## Element boundary rows:
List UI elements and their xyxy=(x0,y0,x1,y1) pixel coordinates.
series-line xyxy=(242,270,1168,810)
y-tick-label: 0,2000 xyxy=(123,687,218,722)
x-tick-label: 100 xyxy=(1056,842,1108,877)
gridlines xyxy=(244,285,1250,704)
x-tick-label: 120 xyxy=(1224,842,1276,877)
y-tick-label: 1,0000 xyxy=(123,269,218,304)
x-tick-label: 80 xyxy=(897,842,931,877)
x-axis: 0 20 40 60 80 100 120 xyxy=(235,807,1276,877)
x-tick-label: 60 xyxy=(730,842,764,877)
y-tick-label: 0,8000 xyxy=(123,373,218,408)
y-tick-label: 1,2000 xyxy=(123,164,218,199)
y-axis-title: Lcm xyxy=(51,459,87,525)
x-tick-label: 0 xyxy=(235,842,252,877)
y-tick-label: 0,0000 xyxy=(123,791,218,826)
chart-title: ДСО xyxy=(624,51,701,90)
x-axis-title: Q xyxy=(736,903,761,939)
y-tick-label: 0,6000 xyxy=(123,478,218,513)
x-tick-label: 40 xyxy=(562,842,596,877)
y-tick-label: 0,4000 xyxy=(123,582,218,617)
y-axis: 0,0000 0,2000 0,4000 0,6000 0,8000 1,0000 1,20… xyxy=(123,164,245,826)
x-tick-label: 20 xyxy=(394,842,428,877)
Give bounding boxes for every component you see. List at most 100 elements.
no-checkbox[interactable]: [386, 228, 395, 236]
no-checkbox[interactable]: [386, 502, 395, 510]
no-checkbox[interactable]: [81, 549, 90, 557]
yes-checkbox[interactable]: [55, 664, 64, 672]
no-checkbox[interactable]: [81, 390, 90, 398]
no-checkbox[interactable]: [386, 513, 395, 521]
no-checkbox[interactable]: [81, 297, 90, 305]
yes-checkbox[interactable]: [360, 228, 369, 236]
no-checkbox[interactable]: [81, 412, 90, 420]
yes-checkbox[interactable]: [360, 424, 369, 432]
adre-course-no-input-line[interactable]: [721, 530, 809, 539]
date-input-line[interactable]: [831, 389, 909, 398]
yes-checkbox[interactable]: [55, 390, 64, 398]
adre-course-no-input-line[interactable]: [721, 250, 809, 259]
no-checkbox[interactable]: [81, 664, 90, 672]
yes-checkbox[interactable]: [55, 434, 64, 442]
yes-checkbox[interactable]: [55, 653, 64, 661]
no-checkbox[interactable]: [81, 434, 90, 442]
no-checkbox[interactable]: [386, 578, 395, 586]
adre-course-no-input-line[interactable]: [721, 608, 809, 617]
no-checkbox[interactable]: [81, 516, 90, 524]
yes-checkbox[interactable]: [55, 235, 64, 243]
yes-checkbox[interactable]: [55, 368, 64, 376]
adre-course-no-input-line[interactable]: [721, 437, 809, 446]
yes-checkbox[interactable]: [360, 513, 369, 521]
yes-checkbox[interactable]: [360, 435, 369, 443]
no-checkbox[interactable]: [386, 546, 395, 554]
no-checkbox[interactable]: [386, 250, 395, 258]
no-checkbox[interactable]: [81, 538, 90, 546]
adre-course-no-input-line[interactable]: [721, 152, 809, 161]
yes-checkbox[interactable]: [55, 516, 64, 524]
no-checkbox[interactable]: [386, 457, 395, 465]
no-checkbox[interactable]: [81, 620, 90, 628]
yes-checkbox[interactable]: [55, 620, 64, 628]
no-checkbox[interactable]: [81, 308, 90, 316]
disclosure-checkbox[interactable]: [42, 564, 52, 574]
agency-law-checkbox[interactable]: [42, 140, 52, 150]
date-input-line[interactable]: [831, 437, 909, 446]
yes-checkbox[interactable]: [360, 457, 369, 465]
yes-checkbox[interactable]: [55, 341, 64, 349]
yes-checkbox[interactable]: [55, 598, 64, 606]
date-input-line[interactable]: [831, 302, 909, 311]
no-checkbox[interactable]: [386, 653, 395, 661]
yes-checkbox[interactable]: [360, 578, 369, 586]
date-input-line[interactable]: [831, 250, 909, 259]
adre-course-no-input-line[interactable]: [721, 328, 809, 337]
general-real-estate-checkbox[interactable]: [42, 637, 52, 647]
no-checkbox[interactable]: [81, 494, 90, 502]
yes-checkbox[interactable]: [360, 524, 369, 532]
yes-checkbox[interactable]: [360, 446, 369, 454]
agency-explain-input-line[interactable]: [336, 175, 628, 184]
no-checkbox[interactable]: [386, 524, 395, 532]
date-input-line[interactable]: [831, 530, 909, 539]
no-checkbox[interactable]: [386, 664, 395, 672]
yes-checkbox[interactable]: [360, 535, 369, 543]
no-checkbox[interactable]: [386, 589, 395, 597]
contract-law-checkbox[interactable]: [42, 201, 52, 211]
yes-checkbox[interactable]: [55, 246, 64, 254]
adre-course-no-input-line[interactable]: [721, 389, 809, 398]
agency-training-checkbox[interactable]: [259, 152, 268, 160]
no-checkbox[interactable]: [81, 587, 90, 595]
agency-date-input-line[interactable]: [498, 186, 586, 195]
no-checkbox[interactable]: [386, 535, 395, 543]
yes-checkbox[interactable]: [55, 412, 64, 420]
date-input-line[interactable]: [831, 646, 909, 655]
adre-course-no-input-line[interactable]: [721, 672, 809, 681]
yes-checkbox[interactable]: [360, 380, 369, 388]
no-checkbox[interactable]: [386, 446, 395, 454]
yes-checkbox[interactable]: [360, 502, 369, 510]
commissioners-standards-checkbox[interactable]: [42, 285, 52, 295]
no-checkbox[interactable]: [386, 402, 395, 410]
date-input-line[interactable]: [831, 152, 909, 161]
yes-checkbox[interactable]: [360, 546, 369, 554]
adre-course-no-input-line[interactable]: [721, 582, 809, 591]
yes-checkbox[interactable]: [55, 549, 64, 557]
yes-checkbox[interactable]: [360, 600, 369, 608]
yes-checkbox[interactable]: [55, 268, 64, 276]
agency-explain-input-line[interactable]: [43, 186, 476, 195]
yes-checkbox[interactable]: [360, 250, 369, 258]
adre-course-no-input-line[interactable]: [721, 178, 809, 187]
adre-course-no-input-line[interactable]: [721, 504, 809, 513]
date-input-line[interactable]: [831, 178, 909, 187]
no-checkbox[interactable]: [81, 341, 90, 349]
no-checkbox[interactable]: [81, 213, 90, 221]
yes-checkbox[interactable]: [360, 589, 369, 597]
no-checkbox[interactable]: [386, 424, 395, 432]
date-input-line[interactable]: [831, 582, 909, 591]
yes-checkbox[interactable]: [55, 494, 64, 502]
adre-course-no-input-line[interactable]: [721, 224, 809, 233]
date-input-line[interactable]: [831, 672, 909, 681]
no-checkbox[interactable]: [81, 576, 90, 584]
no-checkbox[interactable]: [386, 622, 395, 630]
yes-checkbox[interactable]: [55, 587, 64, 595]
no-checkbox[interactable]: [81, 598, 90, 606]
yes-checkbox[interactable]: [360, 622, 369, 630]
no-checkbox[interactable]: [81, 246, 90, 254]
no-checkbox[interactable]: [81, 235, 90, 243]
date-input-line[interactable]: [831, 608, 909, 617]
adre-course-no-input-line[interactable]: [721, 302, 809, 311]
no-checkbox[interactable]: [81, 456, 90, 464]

## Problem:
Output every row above as a JSON list of strings, with one string per line and no blank lines.

## Reply to the exercise:
[
  "List UI elements and their xyxy=(x0,y0,x1,y1) pixel coordinates.",
  "series-line xyxy=(242,270,1168,810)",
  "y-tick-label: 0,2000 xyxy=(123,687,218,722)",
  "x-tick-label: 100 xyxy=(1056,842,1108,877)",
  "gridlines xyxy=(244,285,1250,704)",
  "x-tick-label: 120 xyxy=(1224,842,1276,877)",
  "y-tick-label: 1,0000 xyxy=(123,269,218,304)",
  "x-tick-label: 80 xyxy=(897,842,931,877)",
  "x-axis: 0 20 40 60 80 100 120 xyxy=(235,807,1276,877)",
  "x-tick-label: 60 xyxy=(730,842,764,877)",
  "y-tick-label: 0,8000 xyxy=(123,373,218,408)",
  "y-tick-label: 1,2000 xyxy=(123,164,218,199)",
  "y-axis-title: Lcm xyxy=(51,459,87,525)",
  "x-tick-label: 0 xyxy=(235,842,252,877)",
  "y-tick-label: 0,0000 xyxy=(123,791,218,826)",
  "chart-title: ДСО xyxy=(624,51,701,90)",
  "x-axis-title: Q xyxy=(736,903,761,939)",
  "y-tick-label: 0,6000 xyxy=(123,478,218,513)",
  "x-tick-label: 40 xyxy=(562,842,596,877)",
  "y-tick-label: 0,4000 xyxy=(123,582,218,617)",
  "y-axis: 0,0000 0,2000 0,4000 0,6000 0,8000 1,0000 1,20… xyxy=(123,164,245,826)",
  "x-tick-label: 20 xyxy=(394,842,428,877)",
  "Give bounding boxes for every component you see. List at most 100 elements.",
  "no-checkbox[interactable]: [386, 228, 395, 236]",
  "no-checkbox[interactable]: [386, 502, 395, 510]",
  "no-checkbox[interactable]: [81, 549, 90, 557]",
  "yes-checkbox[interactable]: [55, 664, 64, 672]",
  "no-checkbox[interactable]: [81, 390, 90, 398]",
  "no-checkbox[interactable]: [386, 513, 395, 521]",
  "no-checkbox[interactable]: [81, 297, 90, 305]",
  "yes-checkbox[interactable]: [360, 228, 369, 236]",
  "no-checkbox[interactable]: [81, 412, 90, 420]",
  "yes-checkbox[interactable]: [360, 424, 369, 432]",
  "adre-course-no-input-line[interactable]: [721, 530, 809, 539]",
  "date-input-line[interactable]: [831, 389, 909, 398]",
  "yes-checkbox[interactable]: [55, 390, 64, 398]",
  "adre-course-no-input-line[interactable]: [721, 250, 809, 259]",
  "no-checkbox[interactable]: [81, 664, 90, 672]",
  "yes-checkbox[interactable]: [55, 434, 64, 442]",
  "yes-checkbox[interactable]: [55, 653, 64, 661]",
  "no-checkbox[interactable]: [81, 434, 90, 442]",
  "no-checkbox[interactable]: [386, 578, 395, 586]",
  "adre-course-no-input-line[interactable]: [721, 608, 809, 617]",
  "no-checkbox[interactable]: [81, 516, 90, 524]",
  "yes-checkbox[interactable]: [55, 235, 64, 243]",
  "yes-checkbox[interactable]: [55, 368, 64, 376]",
  "adre-course-no-input-line[interactable]: [721, 437, 809, 446]",
  "yes-checkbox[interactable]: [360, 513, 369, 521]",
  "yes-checkbox[interactable]: [360, 435, 369, 443]",
  "no-checkbox[interactable]: [386, 546, 395, 554]",
  "no-checkbox[interactable]: [386, 250, 395, 258]",
  "no-checkbox[interactable]: [81, 538, 90, 546]",
  "adre-course-no-input-line[interactable]: [721, 152, 809, 161]",
  "yes-checkbox[interactable]: [55, 516, 64, 524]",
  "no-checkbox[interactable]: [386, 457, 395, 465]",
  "no-checkbox[interactable]: [81, 620, 90, 628]",
  "yes-checkbox[interactable]: [55, 620, 64, 628]",
  "no-checkbox[interactable]: [81, 308, 90, 316]",
  "disclosure-checkbox[interactable]: [42, 564, 52, 574]",
  "agency-law-checkbox[interactable]: [42, 140, 52, 150]",
  "date-input-line[interactable]: [831, 437, 909, 446]",
  "yes-checkbox[interactable]: [360, 457, 369, 465]",
  "yes-checkbox[interactable]: [55, 341, 64, 349]",
  "yes-checkbox[interactable]: [55, 598, 64, 606]",
  "date-input-line[interactable]: [831, 302, 909, 311]",
  "no-checkbox[interactable]: [386, 653, 395, 661]",
  "yes-checkbox[interactable]: [360, 578, 369, 586]",
  "date-input-line[interactable]: [831, 250, 909, 259]",
  "adre-course-no-input-line[interactable]: [721, 328, 809, 337]",
  "general-real-estate-checkbox[interactable]: [42, 637, 52, 647]",
  "no-checkbox[interactable]: [81, 494, 90, 502]",
  "yes-checkbox[interactable]: [360, 524, 369, 532]",
  "yes-checkbox[interactable]: [360, 446, 369, 454]",
  "agency-explain-input-line[interactable]: [336, 175, 628, 184]",
  "no-checkbox[interactable]: [386, 524, 395, 532]",
  "date-input-line[interactable]: [831, 530, 909, 539]",
  "no-checkbox[interactable]: [386, 664, 395, 672]",
  "yes-checkbox[interactable]: [360, 535, 369, 543]",
  "no-checkbox[interactable]: [386, 589, 395, 597]",
  "contract-law-checkbox[interactable]: [42, 201, 52, 211]",
  "yes-checkbox[interactable]: [55, 246, 64, 254]",
  "adre-course-no-input-line[interactable]: [721, 389, 809, 398]",
  "agency-training-checkbox[interactable]: [259, 152, 268, 160]",
  "no-checkbox[interactable]: [81, 587, 90, 595]",
  "agency-date-input-line[interactable]: [498, 186, 586, 195]",
  "no-checkbox[interactable]: [386, 535, 395, 543]",
  "yes-checkbox[interactable]: [55, 412, 64, 420]",
  "date-input-line[interactable]: [831, 646, 909, 655]",
  "adre-course-no-input-line[interactable]: [721, 672, 809, 681]",
  "yes-checkbox[interactable]: [360, 380, 369, 388]",
  "no-checkbox[interactable]: [386, 446, 395, 454]",
  "yes-checkbox[interactable]: [360, 502, 369, 510]",
  "commissioners-standards-checkbox[interactable]: [42, 285, 52, 295]",
  "no-checkbox[interactable]: [386, 402, 395, 410]",
  "date-input-line[interactable]: [831, 152, 909, 161]",
  "yes-checkbox[interactable]: [360, 546, 369, 554]",
  "adre-course-no-input-line[interactable]: [721, 582, 809, 591]",
  "yes-checkbox[interactable]: [55, 549, 64, 557]",
  "yes-checkbox[interactable]: [360, 600, 369, 608]",
  "yes-checkbox[interactable]: [55, 268, 64, 276]",
  "agency-explain-input-line[interactable]: [43, 186, 476, 195]",
  "yes-checkbox[interactable]: [360, 250, 369, 258]",
  "adre-course-no-input-line[interactable]: [721, 178, 809, 187]",
  "adre-course-no-input-line[interactable]: [721, 504, 809, 513]",
  "date-input-line[interactable]: [831, 178, 909, 187]",
  "no-checkbox[interactable]: [81, 341, 90, 349]",
  "no-checkbox[interactable]: [81, 213, 90, 221]",
  "yes-checkbox[interactable]: [360, 589, 369, 597]",
  "no-checkbox[interactable]: [386, 424, 395, 432]",
  "date-input-line[interactable]: [831, 582, 909, 591]",
  "yes-checkbox[interactable]: [55, 494, 64, 502]",
  "adre-course-no-input-line[interactable]: [721, 224, 809, 233]",
  "date-input-line[interactable]: [831, 672, 909, 681]",
  "no-checkbox[interactable]: [81, 576, 90, 584]",
  "no-checkbox[interactable]: [386, 622, 395, 630]",
  "yes-checkbox[interactable]: [55, 587, 64, 595]",
  "no-checkbox[interactable]: [81, 598, 90, 606]",
  "yes-checkbox[interactable]: [360, 622, 369, 630]",
  "no-checkbox[interactable]: [81, 246, 90, 254]",
  "no-checkbox[interactable]: [81, 235, 90, 243]",
  "date-input-line[interactable]: [831, 608, 909, 617]",
  "adre-course-no-input-line[interactable]: [721, 302, 809, 311]",
  "no-checkbox[interactable]: [81, 456, 90, 464]"
]